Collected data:
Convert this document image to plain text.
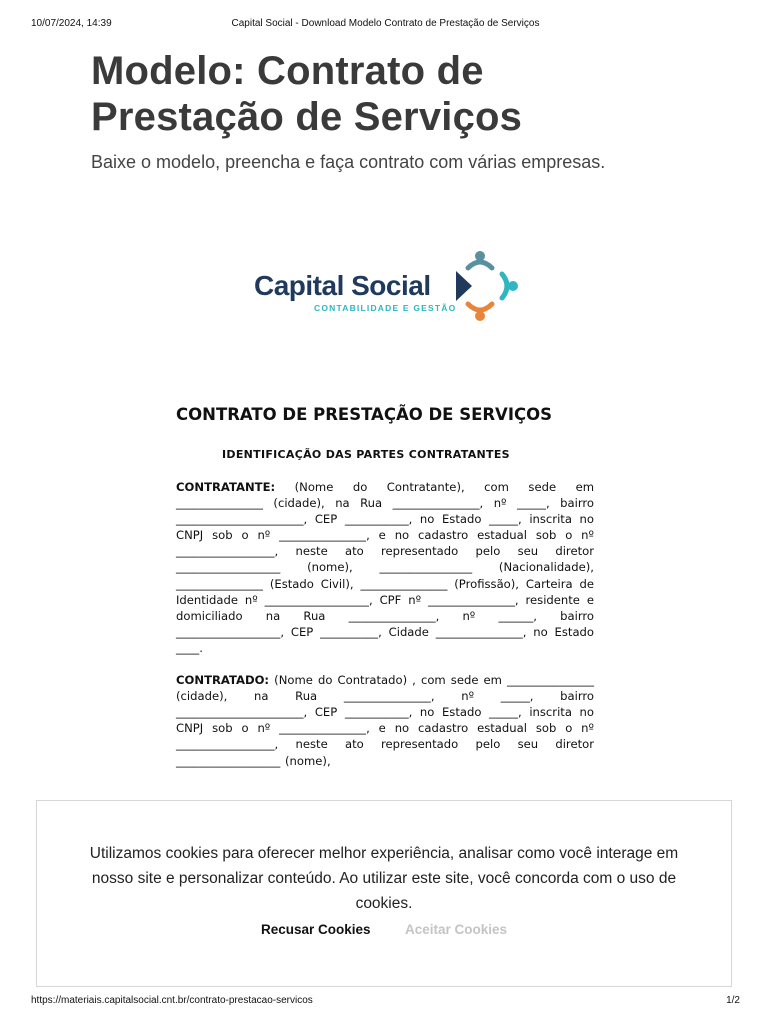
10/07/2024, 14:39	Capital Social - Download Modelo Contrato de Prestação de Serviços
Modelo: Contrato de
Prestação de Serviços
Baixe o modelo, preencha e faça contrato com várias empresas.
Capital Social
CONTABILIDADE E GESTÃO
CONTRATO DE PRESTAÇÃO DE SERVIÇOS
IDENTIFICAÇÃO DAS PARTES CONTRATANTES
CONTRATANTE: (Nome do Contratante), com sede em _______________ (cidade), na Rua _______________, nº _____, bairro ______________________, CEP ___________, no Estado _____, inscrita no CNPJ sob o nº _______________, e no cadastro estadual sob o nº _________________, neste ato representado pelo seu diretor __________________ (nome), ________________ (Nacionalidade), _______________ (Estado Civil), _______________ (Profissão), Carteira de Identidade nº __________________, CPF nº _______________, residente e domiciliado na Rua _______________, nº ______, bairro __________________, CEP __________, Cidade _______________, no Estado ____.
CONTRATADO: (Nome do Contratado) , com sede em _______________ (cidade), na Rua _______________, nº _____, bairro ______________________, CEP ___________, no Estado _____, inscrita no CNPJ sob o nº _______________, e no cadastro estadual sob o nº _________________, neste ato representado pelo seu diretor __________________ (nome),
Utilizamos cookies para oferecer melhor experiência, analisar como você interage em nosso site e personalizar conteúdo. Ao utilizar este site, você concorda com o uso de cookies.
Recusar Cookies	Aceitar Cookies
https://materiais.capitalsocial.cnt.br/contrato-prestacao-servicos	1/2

Exercise requirements
Leave out the pictures and output every record above precisely as given.

Response
Convert this document image to plain text.
10/07/2024, 14:39	Capital Social - Download Modelo Contrato de Prestação de Serviços
Modelo: Contrato de
Prestação de Serviços
Baixe o modelo, preencha e faça contrato com várias empresas.
Capital Social
CONTABILIDADE E GESTÃO
CONTRATO DE PRESTAÇÃO DE SERVIÇOS
IDENTIFICAÇÃO DAS PARTES CONTRATANTES
CONTRATANTE: (Nome do Contratante), com sede em _______________ (cidade), na Rua _______________, nº _____, bairro ______________________, CEP ___________, no Estado _____, inscrita no CNPJ sob o nº _______________, e no cadastro estadual sob o nº _________________, neste ato representado pelo seu diretor __________________ (nome), ________________ (Nacionalidade), _______________ (Estado Civil), _______________ (Profissão), Carteira de Identidade nº __________________, CPF nº _______________, residente e domiciliado na Rua _______________, nº ______, bairro __________________, CEP __________, Cidade _______________, no Estado ____.
CONTRATADO: (Nome do Contratado) , com sede em _______________ (cidade), na Rua _______________, nº _____, bairro ______________________, CEP ___________, no Estado _____, inscrita no CNPJ sob o nº _______________, e no cadastro estadual sob o nº _________________, neste ato representado pelo seu diretor __________________ (nome),
Utilizamos cookies para oferecer melhor experiência, analisar como você interage em nosso site e personalizar conteúdo. Ao utilizar este site, você concorda com o uso de cookies.
Recusar Cookies	Aceitar Cookies
https://materiais.capitalsocial.cnt.br/contrato-prestacao-servicos	1/2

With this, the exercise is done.